▼

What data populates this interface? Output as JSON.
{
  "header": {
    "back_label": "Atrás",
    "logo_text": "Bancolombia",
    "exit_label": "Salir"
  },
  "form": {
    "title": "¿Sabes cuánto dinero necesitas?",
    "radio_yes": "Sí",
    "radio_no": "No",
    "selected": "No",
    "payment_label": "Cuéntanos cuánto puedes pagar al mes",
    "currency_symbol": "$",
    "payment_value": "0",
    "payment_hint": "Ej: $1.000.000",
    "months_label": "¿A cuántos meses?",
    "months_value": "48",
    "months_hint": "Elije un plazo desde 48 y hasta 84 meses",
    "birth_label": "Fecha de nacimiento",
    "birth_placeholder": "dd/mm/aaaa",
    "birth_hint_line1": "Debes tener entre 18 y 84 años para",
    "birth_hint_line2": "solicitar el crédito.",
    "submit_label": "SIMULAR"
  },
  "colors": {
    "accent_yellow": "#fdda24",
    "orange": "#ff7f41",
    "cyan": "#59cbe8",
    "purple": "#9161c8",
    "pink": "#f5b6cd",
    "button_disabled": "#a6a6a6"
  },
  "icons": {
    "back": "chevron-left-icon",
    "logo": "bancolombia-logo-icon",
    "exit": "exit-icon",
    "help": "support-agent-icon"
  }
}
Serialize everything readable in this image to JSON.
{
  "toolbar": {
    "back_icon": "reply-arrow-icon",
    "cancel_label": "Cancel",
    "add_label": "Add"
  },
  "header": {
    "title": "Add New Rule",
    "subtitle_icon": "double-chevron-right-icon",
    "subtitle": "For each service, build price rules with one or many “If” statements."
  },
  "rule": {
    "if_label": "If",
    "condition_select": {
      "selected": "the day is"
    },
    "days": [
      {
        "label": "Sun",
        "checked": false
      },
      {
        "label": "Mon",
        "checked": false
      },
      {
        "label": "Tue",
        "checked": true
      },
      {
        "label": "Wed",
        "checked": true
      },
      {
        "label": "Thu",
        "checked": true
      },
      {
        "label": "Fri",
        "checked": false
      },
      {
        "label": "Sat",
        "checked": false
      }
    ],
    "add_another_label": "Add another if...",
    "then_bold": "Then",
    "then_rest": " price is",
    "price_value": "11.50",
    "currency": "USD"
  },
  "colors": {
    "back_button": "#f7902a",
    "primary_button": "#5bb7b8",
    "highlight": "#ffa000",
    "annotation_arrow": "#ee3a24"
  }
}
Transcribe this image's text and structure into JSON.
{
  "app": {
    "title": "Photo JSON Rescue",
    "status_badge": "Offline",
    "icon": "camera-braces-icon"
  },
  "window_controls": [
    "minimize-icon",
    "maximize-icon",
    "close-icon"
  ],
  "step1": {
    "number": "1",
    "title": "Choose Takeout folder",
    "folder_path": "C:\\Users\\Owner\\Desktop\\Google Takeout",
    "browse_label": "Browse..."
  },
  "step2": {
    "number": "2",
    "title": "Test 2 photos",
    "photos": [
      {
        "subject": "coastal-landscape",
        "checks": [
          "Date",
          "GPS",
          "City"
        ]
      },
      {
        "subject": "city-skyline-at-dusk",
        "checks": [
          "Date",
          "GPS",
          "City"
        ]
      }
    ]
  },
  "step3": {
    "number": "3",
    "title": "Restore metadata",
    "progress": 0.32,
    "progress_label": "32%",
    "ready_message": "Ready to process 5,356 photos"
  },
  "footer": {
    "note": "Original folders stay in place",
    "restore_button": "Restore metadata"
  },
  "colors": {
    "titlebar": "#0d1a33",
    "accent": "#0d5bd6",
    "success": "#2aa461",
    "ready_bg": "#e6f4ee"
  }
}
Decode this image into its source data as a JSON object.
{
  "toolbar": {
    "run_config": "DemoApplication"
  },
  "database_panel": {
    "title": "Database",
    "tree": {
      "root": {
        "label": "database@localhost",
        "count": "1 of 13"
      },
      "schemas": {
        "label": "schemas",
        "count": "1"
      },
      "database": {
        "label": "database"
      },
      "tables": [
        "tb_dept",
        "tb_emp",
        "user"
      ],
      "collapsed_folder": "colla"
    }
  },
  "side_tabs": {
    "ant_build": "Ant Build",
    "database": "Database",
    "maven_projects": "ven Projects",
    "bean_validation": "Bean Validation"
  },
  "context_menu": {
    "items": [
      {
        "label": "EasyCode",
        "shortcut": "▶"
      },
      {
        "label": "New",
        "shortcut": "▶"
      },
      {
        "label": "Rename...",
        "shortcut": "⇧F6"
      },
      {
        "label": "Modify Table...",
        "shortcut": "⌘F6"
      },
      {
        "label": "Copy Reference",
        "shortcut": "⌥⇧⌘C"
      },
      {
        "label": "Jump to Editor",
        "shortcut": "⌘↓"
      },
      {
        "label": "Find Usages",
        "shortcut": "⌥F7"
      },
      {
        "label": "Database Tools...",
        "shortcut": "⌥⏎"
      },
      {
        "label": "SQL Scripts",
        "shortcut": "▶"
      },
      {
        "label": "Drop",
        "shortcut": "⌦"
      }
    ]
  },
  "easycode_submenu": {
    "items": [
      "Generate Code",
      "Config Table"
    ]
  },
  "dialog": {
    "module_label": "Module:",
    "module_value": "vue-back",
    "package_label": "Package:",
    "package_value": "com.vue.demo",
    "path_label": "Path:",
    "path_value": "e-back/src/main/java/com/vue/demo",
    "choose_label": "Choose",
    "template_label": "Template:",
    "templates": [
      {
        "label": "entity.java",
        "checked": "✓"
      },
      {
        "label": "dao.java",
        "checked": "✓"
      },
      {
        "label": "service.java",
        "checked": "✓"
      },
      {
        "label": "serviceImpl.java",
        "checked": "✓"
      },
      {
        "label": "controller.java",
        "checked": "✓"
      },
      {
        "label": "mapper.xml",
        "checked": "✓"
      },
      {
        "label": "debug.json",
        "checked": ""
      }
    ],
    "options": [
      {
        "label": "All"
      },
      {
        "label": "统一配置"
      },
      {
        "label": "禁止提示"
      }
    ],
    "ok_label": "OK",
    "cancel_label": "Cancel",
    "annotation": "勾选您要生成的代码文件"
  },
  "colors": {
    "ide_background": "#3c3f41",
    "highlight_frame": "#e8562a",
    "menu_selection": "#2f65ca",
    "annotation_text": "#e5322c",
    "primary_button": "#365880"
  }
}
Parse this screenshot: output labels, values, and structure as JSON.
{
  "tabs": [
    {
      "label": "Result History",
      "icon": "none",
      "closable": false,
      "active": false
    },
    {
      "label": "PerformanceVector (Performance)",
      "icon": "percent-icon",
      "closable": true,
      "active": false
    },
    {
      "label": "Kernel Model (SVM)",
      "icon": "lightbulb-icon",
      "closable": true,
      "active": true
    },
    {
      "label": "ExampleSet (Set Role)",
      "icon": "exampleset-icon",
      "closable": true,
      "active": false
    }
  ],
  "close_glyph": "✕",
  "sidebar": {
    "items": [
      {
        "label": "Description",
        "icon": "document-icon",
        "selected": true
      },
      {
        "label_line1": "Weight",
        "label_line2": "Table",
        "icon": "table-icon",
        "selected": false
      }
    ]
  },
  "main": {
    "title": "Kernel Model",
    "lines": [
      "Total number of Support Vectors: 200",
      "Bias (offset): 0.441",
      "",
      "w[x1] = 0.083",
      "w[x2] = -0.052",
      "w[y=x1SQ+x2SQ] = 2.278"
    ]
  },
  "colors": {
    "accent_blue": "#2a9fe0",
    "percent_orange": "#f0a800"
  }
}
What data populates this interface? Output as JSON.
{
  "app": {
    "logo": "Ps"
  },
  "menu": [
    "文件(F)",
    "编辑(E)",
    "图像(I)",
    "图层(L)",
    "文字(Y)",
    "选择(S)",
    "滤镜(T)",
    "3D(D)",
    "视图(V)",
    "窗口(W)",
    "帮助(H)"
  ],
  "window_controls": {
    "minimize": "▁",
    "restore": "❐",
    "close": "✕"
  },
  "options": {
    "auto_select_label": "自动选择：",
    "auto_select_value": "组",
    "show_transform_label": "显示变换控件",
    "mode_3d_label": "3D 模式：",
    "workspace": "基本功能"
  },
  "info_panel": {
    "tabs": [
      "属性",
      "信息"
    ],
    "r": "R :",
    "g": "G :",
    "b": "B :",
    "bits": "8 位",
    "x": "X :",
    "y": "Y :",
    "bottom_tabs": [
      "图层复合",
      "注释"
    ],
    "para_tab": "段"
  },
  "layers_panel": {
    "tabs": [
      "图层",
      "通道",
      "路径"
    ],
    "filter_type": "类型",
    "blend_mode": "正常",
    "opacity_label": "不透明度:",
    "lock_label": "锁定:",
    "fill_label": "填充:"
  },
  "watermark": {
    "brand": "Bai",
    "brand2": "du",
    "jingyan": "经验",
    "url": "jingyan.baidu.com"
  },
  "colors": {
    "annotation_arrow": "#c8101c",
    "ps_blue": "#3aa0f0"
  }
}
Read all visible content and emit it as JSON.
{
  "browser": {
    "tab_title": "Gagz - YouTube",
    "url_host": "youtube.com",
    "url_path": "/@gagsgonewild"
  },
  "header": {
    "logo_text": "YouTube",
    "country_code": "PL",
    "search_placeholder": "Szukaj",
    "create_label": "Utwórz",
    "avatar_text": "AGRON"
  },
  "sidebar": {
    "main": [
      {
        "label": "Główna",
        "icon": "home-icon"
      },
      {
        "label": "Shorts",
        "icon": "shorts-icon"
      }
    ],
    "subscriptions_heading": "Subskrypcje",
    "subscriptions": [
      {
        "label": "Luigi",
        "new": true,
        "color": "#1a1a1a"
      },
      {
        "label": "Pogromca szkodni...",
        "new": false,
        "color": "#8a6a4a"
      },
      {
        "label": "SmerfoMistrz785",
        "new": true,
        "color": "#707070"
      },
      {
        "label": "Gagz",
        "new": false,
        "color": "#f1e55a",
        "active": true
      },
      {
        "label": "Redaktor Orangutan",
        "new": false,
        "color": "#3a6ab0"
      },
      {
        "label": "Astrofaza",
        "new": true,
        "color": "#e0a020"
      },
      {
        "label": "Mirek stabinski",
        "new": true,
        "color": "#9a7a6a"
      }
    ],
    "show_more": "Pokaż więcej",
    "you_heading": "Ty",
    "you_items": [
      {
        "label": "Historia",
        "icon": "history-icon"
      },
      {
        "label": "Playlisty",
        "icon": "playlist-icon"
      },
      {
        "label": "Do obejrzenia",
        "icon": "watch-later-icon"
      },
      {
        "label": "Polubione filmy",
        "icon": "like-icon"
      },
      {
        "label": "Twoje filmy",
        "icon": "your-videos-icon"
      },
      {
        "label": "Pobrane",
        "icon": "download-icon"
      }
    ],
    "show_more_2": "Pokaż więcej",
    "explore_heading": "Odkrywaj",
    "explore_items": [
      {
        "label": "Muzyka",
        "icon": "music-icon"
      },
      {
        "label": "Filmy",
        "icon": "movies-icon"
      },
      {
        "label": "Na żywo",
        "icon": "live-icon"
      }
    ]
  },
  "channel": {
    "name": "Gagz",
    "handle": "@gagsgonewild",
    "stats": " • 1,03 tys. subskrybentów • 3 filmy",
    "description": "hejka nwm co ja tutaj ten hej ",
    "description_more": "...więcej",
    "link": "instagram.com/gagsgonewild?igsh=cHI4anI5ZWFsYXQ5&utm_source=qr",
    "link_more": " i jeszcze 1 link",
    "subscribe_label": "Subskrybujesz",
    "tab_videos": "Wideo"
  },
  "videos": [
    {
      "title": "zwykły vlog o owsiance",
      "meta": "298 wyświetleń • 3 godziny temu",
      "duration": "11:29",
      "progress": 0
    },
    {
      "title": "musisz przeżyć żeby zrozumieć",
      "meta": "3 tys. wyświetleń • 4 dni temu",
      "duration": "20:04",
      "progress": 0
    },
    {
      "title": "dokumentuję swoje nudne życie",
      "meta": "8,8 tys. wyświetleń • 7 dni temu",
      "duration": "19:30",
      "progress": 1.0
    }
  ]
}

▲

Task to complete ->
Copy every line that includes the string "gagsgonewild" from the material above.

Task output ->
    "url_path": "/@gagsgonewild"
    "handle": "@gagsgonewild",
    "link": "instagram.com/gagsgonewild?igsh=cHI4anI5ZWFsYXQ5&utm_source=qr",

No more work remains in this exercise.